:: Records for this exercise

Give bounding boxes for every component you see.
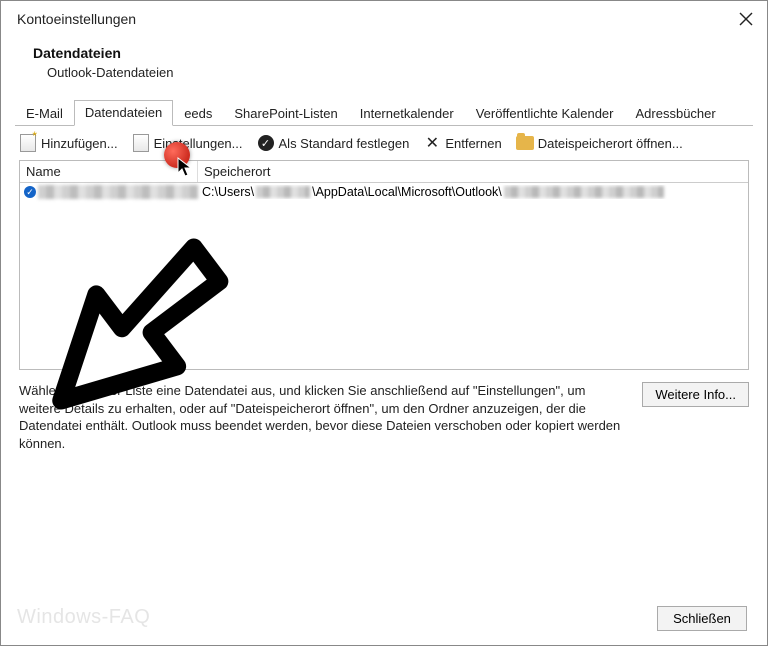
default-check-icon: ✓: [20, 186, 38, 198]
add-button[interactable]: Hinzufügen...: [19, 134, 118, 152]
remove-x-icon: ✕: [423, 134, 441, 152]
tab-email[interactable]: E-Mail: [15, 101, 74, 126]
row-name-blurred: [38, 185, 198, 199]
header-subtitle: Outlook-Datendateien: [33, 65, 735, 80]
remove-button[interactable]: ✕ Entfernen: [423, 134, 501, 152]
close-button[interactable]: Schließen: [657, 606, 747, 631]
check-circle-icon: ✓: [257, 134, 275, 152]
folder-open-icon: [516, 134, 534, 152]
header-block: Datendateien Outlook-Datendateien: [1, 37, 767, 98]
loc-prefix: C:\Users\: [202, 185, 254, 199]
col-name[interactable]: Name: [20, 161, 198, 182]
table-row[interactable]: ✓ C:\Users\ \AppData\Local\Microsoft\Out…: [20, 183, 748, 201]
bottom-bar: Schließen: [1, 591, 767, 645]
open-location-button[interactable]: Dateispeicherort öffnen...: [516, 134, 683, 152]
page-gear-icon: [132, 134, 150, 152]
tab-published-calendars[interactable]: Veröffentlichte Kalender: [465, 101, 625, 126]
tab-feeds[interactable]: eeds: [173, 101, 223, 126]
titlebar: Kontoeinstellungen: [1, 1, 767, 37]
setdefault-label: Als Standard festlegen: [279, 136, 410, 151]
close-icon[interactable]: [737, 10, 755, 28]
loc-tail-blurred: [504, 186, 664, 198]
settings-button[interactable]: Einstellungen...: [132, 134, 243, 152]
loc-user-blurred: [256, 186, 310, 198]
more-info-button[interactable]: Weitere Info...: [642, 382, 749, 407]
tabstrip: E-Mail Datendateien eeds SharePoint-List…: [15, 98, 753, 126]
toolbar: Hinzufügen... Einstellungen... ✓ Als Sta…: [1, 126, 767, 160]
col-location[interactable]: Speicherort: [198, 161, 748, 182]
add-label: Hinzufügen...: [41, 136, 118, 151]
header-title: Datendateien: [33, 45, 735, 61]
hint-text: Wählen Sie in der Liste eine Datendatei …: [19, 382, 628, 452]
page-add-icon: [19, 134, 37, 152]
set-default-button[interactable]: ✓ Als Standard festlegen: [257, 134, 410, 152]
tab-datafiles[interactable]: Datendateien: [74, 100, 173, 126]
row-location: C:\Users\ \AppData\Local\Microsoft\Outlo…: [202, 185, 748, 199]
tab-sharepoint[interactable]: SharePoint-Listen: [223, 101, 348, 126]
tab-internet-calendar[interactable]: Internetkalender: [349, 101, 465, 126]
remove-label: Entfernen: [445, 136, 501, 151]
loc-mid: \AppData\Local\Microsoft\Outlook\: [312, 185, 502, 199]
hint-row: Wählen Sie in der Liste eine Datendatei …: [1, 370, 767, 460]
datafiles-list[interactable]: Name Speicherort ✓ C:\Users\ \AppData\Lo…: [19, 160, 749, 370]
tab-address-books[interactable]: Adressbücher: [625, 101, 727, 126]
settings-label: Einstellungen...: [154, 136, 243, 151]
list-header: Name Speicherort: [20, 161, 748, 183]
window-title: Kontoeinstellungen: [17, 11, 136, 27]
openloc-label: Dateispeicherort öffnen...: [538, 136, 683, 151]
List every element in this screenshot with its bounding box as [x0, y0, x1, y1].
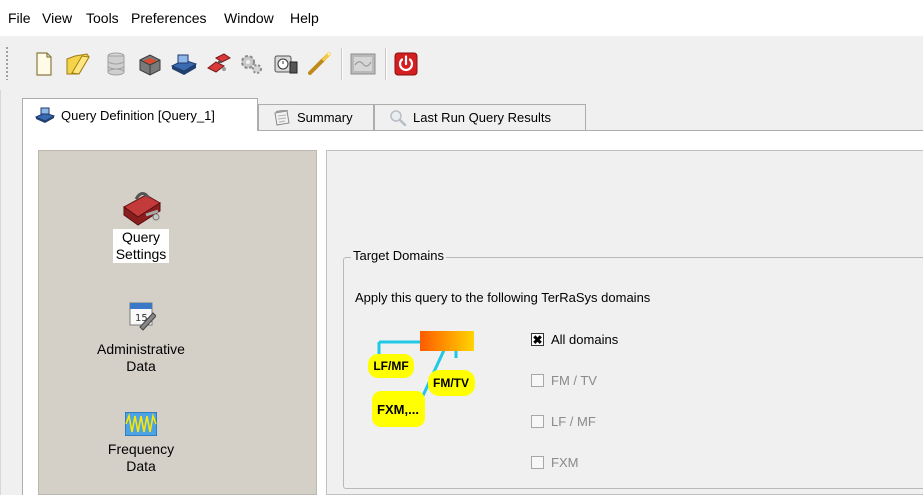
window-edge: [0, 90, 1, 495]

::::

**Written problem**
Find each line in the rows above that contains the string "Outlook", treating uppercase and lowercase as different, and copy those lines.

**Written reply**
header-subtitle: Outlook-Datendateien: [33, 65, 735, 80]
header-block: Datendateien Outlook-Datendateien: [1, 37, 767, 98]
loc-mid: \AppData\Local\Microsoft\Outlook\: [312, 185, 502, 199]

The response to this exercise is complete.